- **WORK TO BE COMPLETED**: Please express all of the data below as a two-column CSV with the columns input and output, one row per description: put the description in input and its answer in output. Enclose each field in quotes and replace line breaks with spaces.

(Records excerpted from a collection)

• • • •

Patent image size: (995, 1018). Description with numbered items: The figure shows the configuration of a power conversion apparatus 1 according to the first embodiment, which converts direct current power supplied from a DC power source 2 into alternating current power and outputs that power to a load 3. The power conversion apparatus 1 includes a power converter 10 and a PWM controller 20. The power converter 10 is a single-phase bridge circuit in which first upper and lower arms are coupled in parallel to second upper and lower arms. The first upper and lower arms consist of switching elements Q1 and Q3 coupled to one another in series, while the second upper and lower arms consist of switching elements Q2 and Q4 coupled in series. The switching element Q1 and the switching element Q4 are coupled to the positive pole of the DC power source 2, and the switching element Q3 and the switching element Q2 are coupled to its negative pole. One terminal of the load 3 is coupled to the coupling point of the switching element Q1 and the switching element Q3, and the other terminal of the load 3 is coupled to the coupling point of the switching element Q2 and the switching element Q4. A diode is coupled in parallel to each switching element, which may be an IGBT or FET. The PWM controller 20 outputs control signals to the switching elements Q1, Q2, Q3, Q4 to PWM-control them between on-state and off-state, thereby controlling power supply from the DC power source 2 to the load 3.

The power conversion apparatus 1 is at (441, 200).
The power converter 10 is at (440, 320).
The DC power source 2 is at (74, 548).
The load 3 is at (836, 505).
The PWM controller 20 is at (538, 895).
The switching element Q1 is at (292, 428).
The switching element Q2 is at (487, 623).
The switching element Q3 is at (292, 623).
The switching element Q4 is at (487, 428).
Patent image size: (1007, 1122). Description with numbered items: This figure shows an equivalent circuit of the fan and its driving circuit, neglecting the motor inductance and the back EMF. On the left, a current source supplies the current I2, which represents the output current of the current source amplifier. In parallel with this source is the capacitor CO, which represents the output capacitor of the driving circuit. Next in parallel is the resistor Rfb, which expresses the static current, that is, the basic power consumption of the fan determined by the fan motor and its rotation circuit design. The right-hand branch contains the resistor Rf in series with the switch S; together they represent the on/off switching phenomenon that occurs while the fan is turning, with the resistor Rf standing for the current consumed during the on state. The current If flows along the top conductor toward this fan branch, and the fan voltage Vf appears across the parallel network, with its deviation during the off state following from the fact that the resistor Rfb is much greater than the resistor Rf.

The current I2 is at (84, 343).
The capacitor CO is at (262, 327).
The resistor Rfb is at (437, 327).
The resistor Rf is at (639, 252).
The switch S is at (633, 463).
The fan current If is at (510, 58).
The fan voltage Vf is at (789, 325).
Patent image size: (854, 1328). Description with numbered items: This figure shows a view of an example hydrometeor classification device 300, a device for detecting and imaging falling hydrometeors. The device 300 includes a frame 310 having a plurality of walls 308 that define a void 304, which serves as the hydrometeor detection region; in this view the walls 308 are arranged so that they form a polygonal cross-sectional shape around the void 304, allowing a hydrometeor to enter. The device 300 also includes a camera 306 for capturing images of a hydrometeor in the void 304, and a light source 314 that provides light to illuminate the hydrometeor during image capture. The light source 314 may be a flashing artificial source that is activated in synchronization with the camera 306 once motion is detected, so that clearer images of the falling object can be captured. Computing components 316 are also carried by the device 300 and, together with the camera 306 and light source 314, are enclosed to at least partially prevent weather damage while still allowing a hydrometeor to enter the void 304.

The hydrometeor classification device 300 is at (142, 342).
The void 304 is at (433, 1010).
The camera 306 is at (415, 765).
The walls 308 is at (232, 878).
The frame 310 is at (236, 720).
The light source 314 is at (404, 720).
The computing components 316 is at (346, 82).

• • • •

- **THE SOLUTION**:
input,output
"Patent image size: (995, 1018). Description with numbered items: The figure shows the configuration of a power conversion apparatus 1 according to the first embodiment, which converts direct current power supplied from a DC power source 2 into alternating current power and outputs that power to a load 3. The power conversion apparatus 1 includes a power converter 10 and a PWM controller 20. The power converter 10 is a single-phase bridge circuit in which first upper and lower arms are coupled in parallel to second upper and lower arms. The first upper and lower arms consist of switching elements Q1 and Q3 coupled to one another in series, while the second upper and lower arms consist of switching elements Q2 and Q4 coupled in series. The switching element Q1 and the switching element Q4 are coupled to the positive pole of the DC power source 2, and the switching element Q3 and the switching element Q2 are coupled to its negative pole. One terminal of the load 3 is coupled to the coupling point of the switching element Q1 and the switching element Q3, and the other terminal of the load 3 is coupled to the coupling point of the switching element Q2 and the switching element Q4. A diode is coupled in parallel to each switching element, which may be an IGBT or FET. The PWM controller 20 outputs control signals to the switching elements Q1, Q2, Q3, Q4 to PWM-control them between on-state and off-state, thereby controlling power supply from the DC power source 2 to the load 3.","The power conversion apparatus 1 is at (441, 200). The power converter 10 is at (440, 320). The DC power source 2 is at (74, 548). The load 3 is at (836, 505). The PWM controller 20 is at (538, 895). The switching element Q1 is at (292, 428). The switching element Q2 is at (487, 623). The switching element Q3 is at (292, 623). The switching element Q4 is at (487, 428)."
"Patent image size: (1007, 1122). Description with numbered items: This figure shows an equivalent circuit of the fan and its driving circuit, neglecting the motor inductance and the back EMF. On the left, a current source supplies the current I2, which represents the output current of the current source amplifier. In parallel with this source is the capacitor CO, which represents the output capacitor of the driving circuit. Next in parallel is the resistor Rfb, which expresses the static current, that is, the basic power consumption of the fan determined by the fan motor and its rotation circuit design. The right-hand branch contains the resistor Rf in series with the switch S; together they represent the on/off switching phenomenon that occurs while the fan is turning, with the resistor Rf standing for the current consumed during the on state. The current If flows along the top conductor toward this fan branch, and the fan voltage Vf appears across the parallel network, with its deviation during the off state following from the fact that the resistor Rfb is much greater than the resistor Rf.","The current I2 is at (84, 343). The capacitor CO is at (262, 327). The resistor Rfb is at (437, 327). The resistor Rf is at (639, 252). The switch S is at (633, 463). The fan current If is at (510, 58). The fan voltage Vf is at (789, 325)."
"Patent image size: (854, 1328). Description with numbered items: This figure shows a view of an example hydrometeor classification device 300, a device for detecting and imaging falling hydrometeors. The device 300 includes a frame 310 having a plurality of walls 308 that define a void 304, which serves as the hydrometeor detection region; in this view the walls 308 are arranged so that they form a polygonal cross-sectional shape around the void 304, allowing a hydrometeor to enter. The device 300 also includes a camera 306 for capturing images of a hydrometeor in the void 304, and a light source 314 that provides light to illuminate the hydrometeor during image capture. The light source 314 may be a flashing artificial source that is activated in synchronization with the camera 306 once motion is detected, so that clearer images of the falling object can be captured. Computing components 316 are also carried by the device 300 and, together with the camera 306 and light source 314, are enclosed to at least partially prevent weather damage while still allowing a hydrometeor to enter the void 304.","The hydrometeor classification device 300 is at (142, 342). The void 304 is at (433, 1010). The camera 306 is at (415, 765). The walls 308 is at (232, 878). The frame 310 is at (236, 720). The light source 314 is at (404, 720). The computing components 316 is at (346, 82)."